Task instructions -> Keep every line where the word "Reichsb" appears; drop the rest.

** Start of Record set **

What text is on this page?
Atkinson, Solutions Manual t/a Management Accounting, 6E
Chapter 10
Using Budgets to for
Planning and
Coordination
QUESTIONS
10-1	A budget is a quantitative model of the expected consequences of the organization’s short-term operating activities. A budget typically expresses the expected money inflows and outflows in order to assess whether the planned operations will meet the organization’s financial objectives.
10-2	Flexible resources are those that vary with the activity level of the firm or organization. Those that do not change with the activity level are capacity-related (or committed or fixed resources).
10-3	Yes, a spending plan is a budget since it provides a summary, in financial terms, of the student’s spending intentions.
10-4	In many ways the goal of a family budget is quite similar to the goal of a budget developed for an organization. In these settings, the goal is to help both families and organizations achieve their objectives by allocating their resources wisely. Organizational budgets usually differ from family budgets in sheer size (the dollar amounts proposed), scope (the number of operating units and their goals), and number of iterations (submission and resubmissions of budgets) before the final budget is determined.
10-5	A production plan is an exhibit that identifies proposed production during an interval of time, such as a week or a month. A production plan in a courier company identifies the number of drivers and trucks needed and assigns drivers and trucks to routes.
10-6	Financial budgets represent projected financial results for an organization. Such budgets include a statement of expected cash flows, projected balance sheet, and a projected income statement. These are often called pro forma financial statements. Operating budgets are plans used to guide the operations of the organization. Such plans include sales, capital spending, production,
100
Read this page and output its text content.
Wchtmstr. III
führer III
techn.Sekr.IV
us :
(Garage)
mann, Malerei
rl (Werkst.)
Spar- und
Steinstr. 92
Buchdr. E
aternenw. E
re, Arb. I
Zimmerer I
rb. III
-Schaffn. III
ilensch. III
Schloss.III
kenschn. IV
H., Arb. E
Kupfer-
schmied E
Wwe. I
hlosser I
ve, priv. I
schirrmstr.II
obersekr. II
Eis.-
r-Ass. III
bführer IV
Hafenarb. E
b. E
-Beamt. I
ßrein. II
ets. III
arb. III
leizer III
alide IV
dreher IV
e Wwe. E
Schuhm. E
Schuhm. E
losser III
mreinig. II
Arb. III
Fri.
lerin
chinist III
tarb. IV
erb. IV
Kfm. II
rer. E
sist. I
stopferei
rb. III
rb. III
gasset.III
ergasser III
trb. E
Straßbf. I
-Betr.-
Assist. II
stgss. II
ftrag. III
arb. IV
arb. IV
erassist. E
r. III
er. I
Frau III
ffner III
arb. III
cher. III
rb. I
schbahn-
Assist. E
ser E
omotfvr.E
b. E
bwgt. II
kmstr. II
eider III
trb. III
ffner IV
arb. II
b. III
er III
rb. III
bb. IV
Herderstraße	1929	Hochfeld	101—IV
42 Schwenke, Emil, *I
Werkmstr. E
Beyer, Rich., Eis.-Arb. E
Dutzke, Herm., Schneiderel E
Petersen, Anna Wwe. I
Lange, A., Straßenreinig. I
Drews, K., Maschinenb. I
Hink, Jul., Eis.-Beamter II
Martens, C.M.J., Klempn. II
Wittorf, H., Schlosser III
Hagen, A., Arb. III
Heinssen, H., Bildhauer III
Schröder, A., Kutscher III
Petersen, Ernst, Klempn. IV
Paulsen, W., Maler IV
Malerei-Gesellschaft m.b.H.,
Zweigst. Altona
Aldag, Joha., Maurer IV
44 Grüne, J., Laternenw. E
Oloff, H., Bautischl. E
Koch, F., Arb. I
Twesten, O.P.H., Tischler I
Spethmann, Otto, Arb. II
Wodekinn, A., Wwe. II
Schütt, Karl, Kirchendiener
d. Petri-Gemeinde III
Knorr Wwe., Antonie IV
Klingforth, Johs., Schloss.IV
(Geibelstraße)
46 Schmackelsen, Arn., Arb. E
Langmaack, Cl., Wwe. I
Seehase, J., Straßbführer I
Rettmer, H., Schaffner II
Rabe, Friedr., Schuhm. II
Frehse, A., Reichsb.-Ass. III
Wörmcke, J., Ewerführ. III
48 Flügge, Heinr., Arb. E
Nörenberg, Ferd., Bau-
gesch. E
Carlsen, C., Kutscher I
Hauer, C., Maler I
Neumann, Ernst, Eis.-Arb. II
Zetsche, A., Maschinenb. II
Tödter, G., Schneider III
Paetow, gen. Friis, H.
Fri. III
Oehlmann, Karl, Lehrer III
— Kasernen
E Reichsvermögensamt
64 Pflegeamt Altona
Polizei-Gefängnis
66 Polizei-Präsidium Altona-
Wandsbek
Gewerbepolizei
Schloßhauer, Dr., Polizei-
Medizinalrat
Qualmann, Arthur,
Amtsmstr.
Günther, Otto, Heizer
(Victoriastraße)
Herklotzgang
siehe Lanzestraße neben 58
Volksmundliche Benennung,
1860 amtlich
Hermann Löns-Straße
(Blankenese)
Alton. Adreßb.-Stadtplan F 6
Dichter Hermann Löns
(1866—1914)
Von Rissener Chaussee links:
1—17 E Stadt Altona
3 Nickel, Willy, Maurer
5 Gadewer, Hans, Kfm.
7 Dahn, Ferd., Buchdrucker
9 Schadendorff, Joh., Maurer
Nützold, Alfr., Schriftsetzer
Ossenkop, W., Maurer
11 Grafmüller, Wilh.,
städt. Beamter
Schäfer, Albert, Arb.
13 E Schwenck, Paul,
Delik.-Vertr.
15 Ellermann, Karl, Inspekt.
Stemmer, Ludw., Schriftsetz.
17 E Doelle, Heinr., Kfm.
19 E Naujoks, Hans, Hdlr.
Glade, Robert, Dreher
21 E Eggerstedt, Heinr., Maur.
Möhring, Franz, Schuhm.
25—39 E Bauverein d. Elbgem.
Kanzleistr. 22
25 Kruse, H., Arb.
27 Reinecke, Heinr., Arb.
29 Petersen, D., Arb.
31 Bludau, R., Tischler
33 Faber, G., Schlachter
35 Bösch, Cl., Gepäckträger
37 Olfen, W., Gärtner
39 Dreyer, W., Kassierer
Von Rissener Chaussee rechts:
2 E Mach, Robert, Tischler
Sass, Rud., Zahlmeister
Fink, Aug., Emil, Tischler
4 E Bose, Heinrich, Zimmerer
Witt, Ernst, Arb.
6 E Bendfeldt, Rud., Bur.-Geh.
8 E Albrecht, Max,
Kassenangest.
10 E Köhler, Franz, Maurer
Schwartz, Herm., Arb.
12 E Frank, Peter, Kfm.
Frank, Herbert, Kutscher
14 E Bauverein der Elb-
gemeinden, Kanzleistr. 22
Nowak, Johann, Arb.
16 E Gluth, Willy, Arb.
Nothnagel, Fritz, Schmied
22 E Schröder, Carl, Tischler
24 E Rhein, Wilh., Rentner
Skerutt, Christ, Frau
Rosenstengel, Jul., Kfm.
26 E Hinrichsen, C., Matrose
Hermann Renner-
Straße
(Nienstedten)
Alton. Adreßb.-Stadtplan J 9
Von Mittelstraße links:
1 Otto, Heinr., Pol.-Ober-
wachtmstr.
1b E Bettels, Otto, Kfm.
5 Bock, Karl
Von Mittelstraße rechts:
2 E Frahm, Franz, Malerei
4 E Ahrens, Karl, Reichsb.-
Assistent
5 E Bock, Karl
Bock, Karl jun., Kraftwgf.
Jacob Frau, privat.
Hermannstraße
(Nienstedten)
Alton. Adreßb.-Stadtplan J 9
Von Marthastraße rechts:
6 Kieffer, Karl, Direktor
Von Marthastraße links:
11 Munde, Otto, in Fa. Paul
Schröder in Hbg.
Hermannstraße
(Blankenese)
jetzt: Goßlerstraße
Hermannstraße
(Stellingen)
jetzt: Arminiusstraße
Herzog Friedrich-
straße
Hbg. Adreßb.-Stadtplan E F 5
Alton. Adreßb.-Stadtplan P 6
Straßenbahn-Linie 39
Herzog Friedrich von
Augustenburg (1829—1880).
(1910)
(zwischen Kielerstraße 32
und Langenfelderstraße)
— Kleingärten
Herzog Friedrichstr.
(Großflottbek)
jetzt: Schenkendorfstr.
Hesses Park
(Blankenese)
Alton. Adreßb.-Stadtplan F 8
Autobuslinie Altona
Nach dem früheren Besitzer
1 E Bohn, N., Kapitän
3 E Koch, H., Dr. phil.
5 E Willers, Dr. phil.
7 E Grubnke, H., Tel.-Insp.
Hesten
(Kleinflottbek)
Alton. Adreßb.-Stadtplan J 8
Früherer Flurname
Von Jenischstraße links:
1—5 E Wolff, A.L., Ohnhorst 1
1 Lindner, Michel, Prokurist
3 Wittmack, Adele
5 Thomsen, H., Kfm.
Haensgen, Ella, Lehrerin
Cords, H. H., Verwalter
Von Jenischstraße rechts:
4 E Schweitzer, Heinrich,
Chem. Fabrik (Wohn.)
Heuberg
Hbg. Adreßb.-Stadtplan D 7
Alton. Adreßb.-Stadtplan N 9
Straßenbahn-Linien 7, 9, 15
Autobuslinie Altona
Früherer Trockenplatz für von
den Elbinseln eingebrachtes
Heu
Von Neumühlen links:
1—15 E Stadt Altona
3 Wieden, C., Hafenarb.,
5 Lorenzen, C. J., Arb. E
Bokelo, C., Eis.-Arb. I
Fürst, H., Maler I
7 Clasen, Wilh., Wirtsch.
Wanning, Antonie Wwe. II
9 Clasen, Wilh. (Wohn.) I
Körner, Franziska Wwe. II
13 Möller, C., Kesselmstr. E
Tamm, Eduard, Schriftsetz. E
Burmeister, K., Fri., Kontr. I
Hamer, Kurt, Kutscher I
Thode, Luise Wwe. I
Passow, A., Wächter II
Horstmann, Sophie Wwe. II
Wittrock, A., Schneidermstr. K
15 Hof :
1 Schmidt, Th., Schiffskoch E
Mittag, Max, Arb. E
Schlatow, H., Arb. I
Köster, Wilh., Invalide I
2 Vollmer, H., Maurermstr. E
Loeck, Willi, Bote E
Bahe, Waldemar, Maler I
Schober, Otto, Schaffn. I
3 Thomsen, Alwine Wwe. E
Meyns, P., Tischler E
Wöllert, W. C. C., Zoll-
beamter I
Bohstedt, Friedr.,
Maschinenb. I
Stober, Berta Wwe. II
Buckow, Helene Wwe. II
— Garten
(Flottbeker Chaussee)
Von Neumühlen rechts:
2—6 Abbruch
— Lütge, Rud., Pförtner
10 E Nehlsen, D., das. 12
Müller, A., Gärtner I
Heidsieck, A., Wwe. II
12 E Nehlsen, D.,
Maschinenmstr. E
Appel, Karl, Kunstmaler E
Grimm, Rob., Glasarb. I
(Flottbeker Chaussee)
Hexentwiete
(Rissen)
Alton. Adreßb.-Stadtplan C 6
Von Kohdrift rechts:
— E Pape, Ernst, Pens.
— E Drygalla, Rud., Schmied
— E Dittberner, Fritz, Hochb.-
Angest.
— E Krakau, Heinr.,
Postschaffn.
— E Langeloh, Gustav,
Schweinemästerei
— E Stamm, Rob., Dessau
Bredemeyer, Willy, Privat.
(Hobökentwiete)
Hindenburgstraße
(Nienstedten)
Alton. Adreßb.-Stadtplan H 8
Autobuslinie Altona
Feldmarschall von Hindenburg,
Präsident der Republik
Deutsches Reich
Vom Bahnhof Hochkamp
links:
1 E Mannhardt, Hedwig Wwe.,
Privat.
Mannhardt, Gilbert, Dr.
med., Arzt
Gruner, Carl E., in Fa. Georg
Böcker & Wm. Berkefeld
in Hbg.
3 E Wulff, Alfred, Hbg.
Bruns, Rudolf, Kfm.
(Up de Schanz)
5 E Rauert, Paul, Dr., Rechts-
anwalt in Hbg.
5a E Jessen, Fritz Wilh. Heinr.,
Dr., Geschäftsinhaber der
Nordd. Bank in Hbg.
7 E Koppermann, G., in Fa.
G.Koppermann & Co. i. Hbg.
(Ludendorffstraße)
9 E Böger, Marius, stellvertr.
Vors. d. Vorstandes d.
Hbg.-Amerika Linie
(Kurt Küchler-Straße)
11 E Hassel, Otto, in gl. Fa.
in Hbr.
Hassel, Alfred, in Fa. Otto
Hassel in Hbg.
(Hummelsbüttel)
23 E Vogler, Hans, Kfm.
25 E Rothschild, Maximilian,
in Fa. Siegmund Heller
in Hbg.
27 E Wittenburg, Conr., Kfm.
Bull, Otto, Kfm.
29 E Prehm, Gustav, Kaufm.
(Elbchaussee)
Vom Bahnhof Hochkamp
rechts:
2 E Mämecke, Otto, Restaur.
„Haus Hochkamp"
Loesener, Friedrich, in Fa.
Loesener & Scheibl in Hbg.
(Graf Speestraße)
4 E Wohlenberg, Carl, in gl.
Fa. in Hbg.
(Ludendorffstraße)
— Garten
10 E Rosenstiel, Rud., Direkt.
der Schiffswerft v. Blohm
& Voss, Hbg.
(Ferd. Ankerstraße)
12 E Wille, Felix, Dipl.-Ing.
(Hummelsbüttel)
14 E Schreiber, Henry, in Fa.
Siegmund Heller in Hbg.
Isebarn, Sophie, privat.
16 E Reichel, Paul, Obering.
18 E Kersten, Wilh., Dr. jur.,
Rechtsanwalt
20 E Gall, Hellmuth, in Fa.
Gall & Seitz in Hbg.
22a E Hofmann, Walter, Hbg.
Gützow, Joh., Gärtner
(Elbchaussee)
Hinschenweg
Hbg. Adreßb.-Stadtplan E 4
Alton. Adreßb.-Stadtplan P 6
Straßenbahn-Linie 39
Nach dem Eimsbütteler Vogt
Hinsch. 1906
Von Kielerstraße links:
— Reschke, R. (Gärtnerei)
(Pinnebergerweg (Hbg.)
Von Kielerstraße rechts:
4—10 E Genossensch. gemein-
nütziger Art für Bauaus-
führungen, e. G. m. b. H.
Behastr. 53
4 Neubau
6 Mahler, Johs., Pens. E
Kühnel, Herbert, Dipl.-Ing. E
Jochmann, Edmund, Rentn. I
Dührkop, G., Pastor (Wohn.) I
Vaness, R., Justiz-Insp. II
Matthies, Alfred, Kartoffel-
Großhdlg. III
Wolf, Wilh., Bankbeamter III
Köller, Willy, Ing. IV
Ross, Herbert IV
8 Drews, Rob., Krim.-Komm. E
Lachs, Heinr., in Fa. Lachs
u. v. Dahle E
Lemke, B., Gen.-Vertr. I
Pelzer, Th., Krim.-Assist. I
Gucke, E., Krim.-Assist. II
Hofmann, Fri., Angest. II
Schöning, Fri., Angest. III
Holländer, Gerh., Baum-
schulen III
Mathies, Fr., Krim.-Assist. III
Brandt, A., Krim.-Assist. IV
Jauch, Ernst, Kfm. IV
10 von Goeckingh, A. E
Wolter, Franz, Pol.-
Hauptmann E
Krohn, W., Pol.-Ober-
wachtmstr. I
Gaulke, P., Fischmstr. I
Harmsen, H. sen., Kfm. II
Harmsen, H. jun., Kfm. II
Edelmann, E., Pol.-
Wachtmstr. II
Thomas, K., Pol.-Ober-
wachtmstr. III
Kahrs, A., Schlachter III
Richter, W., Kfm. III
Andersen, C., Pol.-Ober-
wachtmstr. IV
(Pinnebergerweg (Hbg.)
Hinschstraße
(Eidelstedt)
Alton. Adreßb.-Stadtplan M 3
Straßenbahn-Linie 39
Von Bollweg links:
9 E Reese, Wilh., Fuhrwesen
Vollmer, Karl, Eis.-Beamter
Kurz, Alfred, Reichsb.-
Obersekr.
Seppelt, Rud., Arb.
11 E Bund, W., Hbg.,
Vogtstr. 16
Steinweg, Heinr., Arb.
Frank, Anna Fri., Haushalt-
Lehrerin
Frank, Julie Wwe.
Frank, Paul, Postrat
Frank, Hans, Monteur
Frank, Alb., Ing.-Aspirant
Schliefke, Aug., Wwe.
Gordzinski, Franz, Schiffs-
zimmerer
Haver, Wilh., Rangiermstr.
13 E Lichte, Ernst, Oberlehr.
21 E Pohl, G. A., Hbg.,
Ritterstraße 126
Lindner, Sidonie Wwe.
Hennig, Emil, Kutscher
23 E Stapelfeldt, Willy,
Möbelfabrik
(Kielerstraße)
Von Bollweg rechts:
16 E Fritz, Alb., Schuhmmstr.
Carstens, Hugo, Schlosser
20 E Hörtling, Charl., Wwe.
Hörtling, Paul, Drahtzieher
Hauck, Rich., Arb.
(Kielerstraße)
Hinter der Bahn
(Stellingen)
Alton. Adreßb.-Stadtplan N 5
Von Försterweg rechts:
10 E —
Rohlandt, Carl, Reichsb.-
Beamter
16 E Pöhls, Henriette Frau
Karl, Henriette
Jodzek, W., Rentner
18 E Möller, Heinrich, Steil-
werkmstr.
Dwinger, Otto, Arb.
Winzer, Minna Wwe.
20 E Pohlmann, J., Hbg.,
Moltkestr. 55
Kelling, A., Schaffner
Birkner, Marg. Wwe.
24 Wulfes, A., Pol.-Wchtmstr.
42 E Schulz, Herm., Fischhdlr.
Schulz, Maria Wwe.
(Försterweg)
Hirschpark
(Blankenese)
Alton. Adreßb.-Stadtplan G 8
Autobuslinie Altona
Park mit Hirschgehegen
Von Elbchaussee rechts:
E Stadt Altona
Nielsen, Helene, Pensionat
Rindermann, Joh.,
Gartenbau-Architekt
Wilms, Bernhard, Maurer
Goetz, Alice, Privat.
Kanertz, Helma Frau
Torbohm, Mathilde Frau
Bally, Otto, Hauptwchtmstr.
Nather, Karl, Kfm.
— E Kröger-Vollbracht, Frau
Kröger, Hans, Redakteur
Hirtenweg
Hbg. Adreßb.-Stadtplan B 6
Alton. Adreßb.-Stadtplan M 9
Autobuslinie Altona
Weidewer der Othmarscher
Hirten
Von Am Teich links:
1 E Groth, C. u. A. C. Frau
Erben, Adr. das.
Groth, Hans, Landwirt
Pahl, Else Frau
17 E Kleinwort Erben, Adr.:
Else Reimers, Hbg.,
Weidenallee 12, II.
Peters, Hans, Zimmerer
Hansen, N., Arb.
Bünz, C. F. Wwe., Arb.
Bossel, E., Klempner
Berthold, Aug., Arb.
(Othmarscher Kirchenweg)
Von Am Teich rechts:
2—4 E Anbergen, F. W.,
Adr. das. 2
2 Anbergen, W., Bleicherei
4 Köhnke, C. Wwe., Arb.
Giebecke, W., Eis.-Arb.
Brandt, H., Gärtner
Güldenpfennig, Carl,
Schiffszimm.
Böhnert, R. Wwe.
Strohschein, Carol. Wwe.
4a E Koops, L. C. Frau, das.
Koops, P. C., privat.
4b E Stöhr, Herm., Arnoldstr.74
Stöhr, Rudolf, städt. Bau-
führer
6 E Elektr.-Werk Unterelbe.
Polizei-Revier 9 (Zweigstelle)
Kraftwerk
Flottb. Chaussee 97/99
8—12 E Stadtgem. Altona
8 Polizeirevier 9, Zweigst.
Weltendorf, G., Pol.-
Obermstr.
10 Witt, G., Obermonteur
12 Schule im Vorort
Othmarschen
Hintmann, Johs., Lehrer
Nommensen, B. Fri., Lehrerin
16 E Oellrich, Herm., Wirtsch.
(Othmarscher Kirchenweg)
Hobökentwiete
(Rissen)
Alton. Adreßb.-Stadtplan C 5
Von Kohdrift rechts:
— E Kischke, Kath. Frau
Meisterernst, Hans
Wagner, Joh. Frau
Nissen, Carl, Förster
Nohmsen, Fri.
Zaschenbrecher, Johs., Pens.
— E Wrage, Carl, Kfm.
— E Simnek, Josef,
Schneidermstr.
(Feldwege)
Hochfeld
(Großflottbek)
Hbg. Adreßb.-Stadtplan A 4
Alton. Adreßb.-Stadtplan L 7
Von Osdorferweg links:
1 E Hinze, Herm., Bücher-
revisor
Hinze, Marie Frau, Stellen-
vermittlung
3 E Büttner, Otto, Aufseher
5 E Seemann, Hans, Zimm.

** End of Record set **

Worked solution ->
Frehse, A., Reichsb.-Ass. III
4 E Ahrens, Karl, Reichsb.-
Kurz, Alfred, Reichsb.-
Rohlandt, Carl, Reichsb.-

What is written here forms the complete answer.